(REQUIRED TASK) The entries are to be returned exactly, with images left out.

(PROVIDED MATERIAL)
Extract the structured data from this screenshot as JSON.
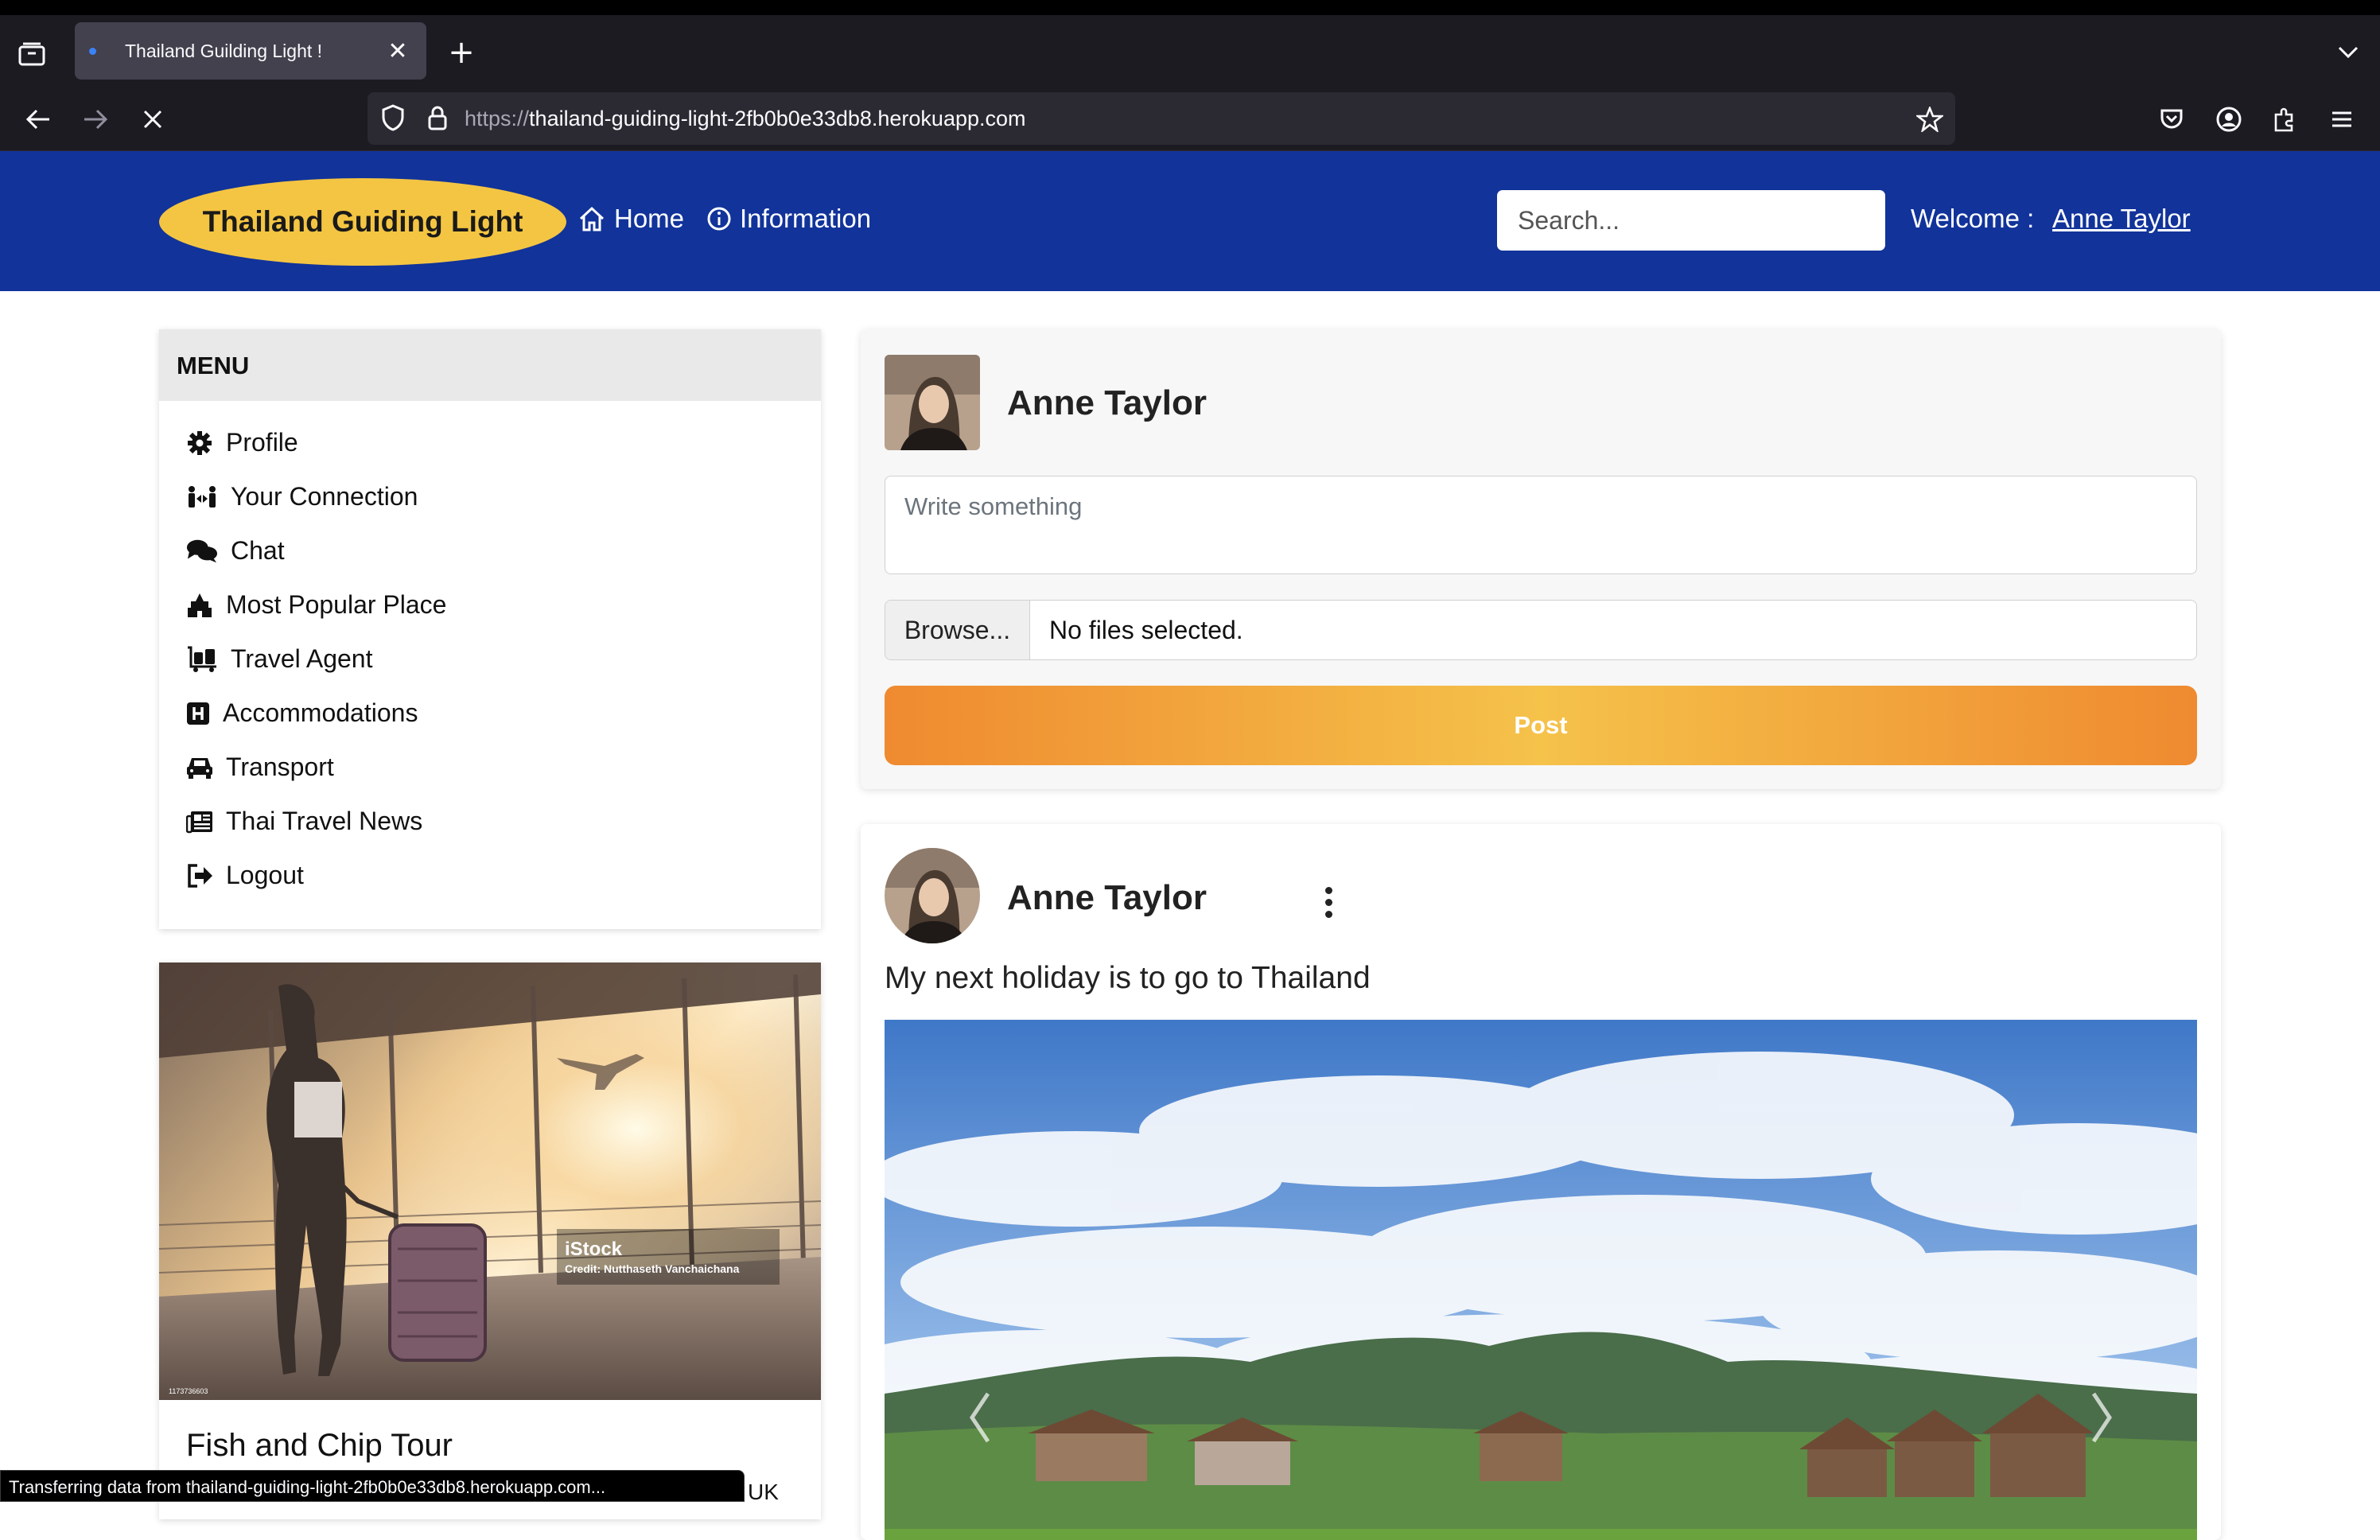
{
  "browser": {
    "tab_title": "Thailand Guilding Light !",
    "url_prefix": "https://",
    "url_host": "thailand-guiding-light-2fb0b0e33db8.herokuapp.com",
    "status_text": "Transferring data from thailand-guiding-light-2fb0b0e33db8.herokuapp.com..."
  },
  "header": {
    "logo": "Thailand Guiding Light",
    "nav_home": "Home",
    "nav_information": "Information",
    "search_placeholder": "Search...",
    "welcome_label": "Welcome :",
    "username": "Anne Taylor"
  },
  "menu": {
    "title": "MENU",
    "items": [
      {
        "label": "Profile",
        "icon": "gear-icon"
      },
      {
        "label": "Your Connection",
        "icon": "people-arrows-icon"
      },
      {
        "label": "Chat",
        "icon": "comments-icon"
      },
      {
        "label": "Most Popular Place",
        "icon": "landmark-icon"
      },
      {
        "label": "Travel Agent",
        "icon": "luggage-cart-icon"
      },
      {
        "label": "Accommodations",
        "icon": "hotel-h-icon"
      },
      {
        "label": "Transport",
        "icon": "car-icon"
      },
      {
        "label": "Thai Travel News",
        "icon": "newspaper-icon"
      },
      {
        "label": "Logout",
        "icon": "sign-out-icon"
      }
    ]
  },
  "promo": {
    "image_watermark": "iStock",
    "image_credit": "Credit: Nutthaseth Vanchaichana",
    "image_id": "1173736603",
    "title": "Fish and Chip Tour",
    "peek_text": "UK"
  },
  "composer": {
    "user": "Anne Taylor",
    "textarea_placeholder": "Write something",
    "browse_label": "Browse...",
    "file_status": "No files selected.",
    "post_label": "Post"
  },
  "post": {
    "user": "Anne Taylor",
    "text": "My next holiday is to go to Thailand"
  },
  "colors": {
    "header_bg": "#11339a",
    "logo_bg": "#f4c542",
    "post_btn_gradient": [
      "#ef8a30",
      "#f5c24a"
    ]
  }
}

(RESULT)
Extract the structured data from this screenshot as JSON.
{
  "browser": {
    "tab_title": "Thailand Guilding Light !",
    "url_prefix": "https://",
    "url_host": "thailand-guiding-light-2fb0b0e33db8.herokuapp.com",
    "status_text": "Transferring data from thailand-guiding-light-2fb0b0e33db8.herokuapp.com..."
  },
  "header": {
    "logo": "Thailand Guiding Light",
    "nav_home": "Home",
    "nav_information": "Information",
    "search_placeholder": "Search...",
    "welcome_label": "Welcome :",
    "username": "Anne Taylor"
  },
  "menu": {
    "title": "MENU",
    "items": [
      {
        "label": "Profile",
        "icon": "gear-icon"
      },
      {
        "label": "Your Connection",
        "icon": "people-arrows-icon"
      },
      {
        "label": "Chat",
        "icon": "comments-icon"
      },
      {
        "label": "Most Popular Place",
        "icon": "landmark-icon"
      },
      {
        "label": "Travel Agent",
        "icon": "luggage-cart-icon"
      },
      {
        "label": "Accommodations",
        "icon": "hotel-h-icon"
      },
      {
        "label": "Transport",
        "icon": "car-icon"
      },
      {
        "label": "Thai Travel News",
        "icon": "newspaper-icon"
      },
      {
        "label": "Logout",
        "icon": "sign-out-icon"
      }
    ]
  },
  "promo": {
    "image_watermark": "iStock",
    "image_credit": "Credit: Nutthaseth Vanchaichana",
    "image_id": "1173736603",
    "title": "Fish and Chip Tour",
    "peek_text": "UK"
  },
  "composer": {
    "user": "Anne Taylor",
    "textarea_placeholder": "Write something",
    "browse_label": "Browse...",
    "file_status": "No files selected.",
    "post_label": "Post"
  },
  "post": {
    "user": "Anne Taylor",
    "text": "My next holiday is to go to Thailand"
  },
  "colors": {
    "header_bg": "#11339a",
    "logo_bg": "#f4c542",
    "post_btn_gradient": [
      "#ef8a30",
      "#f5c24a"
    ]
  }
}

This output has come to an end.